→ Task requirements
Lines containing "температуре" are to be counted. Give the number and nothing more.

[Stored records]
▶

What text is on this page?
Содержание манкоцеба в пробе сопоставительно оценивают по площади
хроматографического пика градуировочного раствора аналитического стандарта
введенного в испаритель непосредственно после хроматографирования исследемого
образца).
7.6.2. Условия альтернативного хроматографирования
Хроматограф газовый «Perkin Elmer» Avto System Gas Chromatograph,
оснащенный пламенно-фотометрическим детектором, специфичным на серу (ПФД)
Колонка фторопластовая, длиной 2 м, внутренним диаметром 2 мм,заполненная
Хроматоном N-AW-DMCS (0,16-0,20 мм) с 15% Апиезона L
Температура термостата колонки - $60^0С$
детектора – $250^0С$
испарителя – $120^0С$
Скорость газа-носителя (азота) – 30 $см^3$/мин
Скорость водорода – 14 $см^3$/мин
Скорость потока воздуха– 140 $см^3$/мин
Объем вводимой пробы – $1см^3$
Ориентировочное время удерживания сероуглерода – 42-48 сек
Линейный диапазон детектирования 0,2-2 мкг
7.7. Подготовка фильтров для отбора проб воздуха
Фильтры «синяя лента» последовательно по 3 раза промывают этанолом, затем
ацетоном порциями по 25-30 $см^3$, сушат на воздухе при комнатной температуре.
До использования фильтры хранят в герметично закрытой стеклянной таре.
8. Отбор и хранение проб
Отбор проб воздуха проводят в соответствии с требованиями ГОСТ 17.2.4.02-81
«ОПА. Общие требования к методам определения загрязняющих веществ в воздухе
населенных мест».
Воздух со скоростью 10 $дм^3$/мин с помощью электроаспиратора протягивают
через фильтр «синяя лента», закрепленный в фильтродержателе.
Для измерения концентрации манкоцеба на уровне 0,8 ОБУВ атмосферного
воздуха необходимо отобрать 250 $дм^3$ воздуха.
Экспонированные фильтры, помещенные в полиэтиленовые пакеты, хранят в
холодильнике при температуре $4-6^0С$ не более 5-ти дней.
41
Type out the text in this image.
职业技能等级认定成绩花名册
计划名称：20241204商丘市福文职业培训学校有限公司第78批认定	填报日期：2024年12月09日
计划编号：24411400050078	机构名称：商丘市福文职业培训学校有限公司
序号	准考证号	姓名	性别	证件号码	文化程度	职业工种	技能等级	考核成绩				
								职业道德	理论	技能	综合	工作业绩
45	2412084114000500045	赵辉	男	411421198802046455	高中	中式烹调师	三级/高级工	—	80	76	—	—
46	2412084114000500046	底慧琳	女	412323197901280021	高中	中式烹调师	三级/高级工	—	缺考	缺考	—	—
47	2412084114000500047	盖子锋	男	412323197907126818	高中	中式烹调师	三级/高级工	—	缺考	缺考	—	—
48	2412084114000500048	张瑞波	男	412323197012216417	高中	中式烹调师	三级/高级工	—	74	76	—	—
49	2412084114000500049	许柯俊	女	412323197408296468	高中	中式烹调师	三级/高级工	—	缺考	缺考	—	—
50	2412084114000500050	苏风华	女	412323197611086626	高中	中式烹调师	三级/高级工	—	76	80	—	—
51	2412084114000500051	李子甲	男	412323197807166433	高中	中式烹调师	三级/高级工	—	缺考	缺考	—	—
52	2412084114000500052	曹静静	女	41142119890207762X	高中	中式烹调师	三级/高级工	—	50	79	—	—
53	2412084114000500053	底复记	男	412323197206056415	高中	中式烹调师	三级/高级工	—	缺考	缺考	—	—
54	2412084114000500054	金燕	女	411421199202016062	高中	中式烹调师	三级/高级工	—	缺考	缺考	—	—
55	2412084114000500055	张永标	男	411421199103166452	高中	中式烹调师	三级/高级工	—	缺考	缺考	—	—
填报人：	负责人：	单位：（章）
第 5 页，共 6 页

◀

→ Exercise response
2